(Entries from a dataset)
◇ ◇ ◇
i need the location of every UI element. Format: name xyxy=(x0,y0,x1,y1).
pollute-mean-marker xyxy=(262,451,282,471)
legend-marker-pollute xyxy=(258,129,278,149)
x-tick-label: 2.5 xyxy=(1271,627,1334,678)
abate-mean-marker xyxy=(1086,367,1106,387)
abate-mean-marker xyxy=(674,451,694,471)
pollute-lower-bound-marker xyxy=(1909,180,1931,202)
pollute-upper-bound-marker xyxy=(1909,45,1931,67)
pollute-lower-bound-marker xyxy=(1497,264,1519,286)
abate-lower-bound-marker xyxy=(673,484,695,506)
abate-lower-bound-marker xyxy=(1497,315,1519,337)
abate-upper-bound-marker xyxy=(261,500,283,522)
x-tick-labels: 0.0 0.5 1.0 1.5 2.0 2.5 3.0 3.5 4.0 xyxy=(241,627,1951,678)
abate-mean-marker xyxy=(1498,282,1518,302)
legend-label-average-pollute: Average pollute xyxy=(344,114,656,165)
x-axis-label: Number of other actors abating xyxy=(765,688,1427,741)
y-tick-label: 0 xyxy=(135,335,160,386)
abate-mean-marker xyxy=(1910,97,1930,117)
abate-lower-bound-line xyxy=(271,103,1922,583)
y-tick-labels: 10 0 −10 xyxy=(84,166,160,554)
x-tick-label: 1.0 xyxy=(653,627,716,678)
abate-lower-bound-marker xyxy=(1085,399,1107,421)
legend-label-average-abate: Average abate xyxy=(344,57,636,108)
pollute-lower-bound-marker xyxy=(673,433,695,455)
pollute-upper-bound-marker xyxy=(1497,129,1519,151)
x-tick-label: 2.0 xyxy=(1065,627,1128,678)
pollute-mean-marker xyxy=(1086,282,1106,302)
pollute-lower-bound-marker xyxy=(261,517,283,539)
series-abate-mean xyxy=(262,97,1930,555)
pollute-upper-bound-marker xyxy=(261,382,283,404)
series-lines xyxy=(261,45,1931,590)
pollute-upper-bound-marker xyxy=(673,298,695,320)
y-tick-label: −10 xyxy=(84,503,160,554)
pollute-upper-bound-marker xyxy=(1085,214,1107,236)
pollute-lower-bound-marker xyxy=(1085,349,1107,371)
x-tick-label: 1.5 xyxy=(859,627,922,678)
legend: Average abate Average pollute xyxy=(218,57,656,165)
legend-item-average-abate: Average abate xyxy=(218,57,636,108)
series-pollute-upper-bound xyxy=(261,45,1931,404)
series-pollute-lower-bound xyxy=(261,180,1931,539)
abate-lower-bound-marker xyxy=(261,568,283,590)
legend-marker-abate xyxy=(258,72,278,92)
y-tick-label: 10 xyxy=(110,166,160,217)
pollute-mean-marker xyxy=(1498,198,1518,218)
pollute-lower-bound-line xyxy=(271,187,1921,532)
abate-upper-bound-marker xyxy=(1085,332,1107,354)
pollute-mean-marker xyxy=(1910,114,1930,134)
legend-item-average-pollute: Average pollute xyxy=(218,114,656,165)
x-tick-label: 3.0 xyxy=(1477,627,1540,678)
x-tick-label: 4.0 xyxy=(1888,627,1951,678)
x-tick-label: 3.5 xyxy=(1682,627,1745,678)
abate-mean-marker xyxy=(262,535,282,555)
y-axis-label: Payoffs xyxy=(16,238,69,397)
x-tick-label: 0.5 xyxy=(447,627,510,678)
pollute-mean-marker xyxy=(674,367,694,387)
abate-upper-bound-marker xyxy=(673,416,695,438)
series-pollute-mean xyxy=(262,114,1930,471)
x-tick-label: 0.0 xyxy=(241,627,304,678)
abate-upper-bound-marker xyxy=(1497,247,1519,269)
◇ ◇ ◇
_REQUIRED WORK_
Update the entries above by replacing "Payoffs" with "Expected payoffs" and leave everything else unchanged.

_THE COMPLETED TASK_
i need the location of every UI element. Format: name xyxy=(x0,y0,x1,y1).
pollute-mean-marker xyxy=(262,451,282,471)
legend-marker-pollute xyxy=(258,129,278,149)
x-tick-label: 2.5 xyxy=(1271,627,1334,678)
abate-mean-marker xyxy=(1086,367,1106,387)
abate-mean-marker xyxy=(674,451,694,471)
pollute-lower-bound-marker xyxy=(1909,180,1931,202)
pollute-upper-bound-marker xyxy=(1909,45,1931,67)
pollute-lower-bound-marker xyxy=(1497,264,1519,286)
abate-lower-bound-marker xyxy=(673,484,695,506)
abate-lower-bound-marker xyxy=(1497,315,1519,337)
abate-upper-bound-marker xyxy=(261,500,283,522)
x-tick-labels: 0.0 0.5 1.0 1.5 2.0 2.5 3.0 3.5 4.0 xyxy=(241,627,1951,678)
abate-mean-marker xyxy=(1498,282,1518,302)
legend-label-average-pollute: Average pollute xyxy=(344,114,656,165)
x-axis-label: Number of other actors abating xyxy=(765,688,1427,741)
y-tick-label: 0 xyxy=(135,335,160,386)
abate-mean-marker xyxy=(1910,97,1930,117)
abate-lower-bound-line xyxy=(271,103,1922,583)
y-tick-labels: 10 0 −10 xyxy=(84,166,160,554)
x-tick-label: 1.0 xyxy=(653,627,716,678)
abate-lower-bound-marker xyxy=(1085,399,1107,421)
legend-label-average-abate: Average abate xyxy=(344,57,636,108)
pollute-lower-bound-marker xyxy=(673,433,695,455)
pollute-upper-bound-marker xyxy=(1497,129,1519,151)
x-tick-label: 2.0 xyxy=(1065,627,1128,678)
pollute-mean-marker xyxy=(1086,282,1106,302)
pollute-lower-bound-marker xyxy=(261,517,283,539)
series-abate-mean xyxy=(262,97,1930,555)
pollute-upper-bound-marker xyxy=(261,382,283,404)
series-lines xyxy=(261,45,1931,590)
pollute-upper-bound-marker xyxy=(673,298,695,320)
y-tick-label: −10 xyxy=(84,503,160,554)
pollute-upper-bound-marker xyxy=(1085,214,1107,236)
pollute-lower-bound-marker xyxy=(1085,349,1107,371)
x-tick-label: 1.5 xyxy=(859,627,922,678)
legend: Average abate Average pollute xyxy=(218,57,656,165)
legend-item-average-abate: Average abate xyxy=(218,57,636,108)
series-pollute-upper-bound xyxy=(261,45,1931,404)
series-pollute-lower-bound xyxy=(261,180,1931,539)
abate-lower-bound-marker xyxy=(261,568,283,590)
legend-marker-abate xyxy=(258,72,278,92)
y-tick-label: 10 xyxy=(110,166,160,217)
pollute-mean-marker xyxy=(1498,198,1518,218)
pollute-lower-bound-line xyxy=(271,187,1921,532)
abate-upper-bound-marker xyxy=(1085,332,1107,354)
pollute-mean-marker xyxy=(1910,114,1930,134)
legend-item-average-pollute: Average pollute xyxy=(218,114,656,165)
x-tick-label: 3.0 xyxy=(1477,627,1540,678)
x-tick-label: 4.0 xyxy=(1888,627,1951,678)
x-tick-label: 3.5 xyxy=(1682,627,1745,678)
abate-mean-marker xyxy=(262,535,282,555)
y-axis-label: Expected payoffs xyxy=(16,238,69,397)
x-tick-label: 0.5 xyxy=(447,627,510,678)
pollute-mean-marker xyxy=(674,367,694,387)
abate-upper-bound-marker xyxy=(673,416,695,438)
series-pollute-mean xyxy=(262,114,1930,471)
x-tick-label: 0.0 xyxy=(241,627,304,678)
abate-upper-bound-marker xyxy=(1497,247,1519,269)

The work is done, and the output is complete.